Collected data
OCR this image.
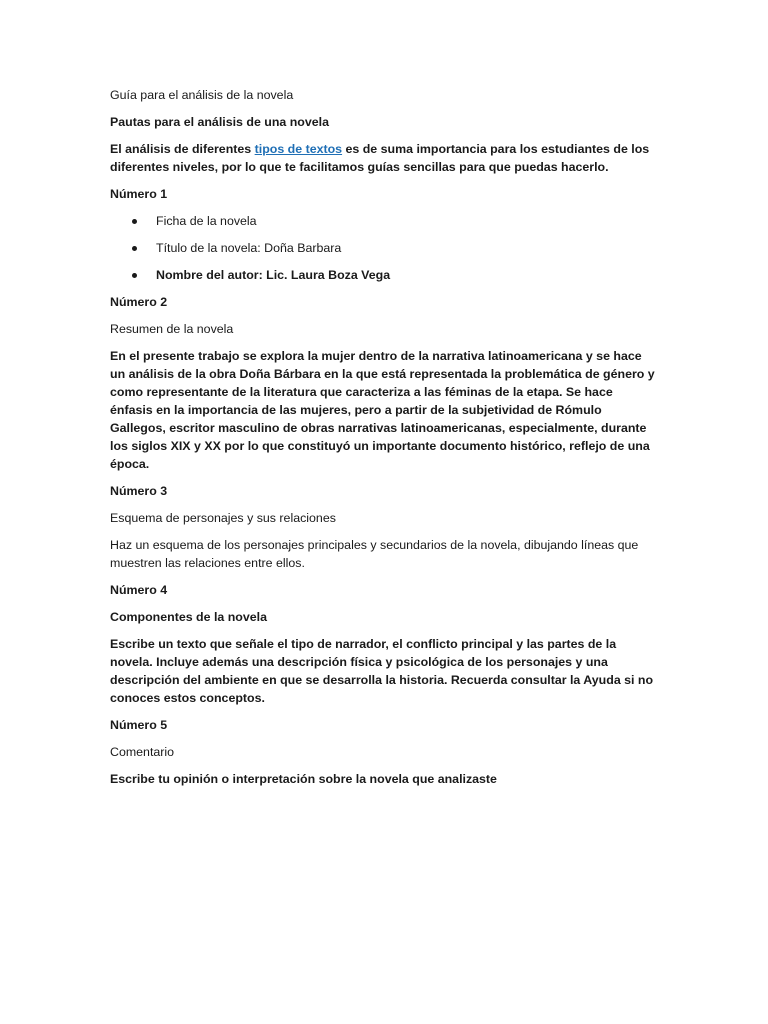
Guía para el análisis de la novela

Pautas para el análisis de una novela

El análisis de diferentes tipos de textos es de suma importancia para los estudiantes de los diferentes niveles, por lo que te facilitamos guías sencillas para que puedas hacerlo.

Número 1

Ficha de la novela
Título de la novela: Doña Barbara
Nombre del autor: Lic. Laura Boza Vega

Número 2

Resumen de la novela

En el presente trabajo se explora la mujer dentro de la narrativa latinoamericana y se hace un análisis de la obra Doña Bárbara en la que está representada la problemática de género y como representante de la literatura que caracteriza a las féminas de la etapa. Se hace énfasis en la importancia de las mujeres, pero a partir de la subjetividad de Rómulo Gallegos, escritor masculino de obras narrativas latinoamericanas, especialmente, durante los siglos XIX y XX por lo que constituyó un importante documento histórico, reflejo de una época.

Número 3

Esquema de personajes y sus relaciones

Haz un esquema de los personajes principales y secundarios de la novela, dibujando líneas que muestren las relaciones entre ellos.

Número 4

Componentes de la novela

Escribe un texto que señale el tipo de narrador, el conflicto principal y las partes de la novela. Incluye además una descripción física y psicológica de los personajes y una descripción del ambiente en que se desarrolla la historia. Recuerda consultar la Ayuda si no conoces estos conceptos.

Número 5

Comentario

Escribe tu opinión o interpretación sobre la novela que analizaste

_The problem_
Out of the material above, select every line that holds the string "para".

_Response_
Guía para el análisis de la novela
Pautas para el análisis de una novela
El análisis de diferentes tipos de textos es de suma importancia para los estudiantes de los diferentes niveles, por lo que te facilitamos guías sencillas para que puedas hacerlo.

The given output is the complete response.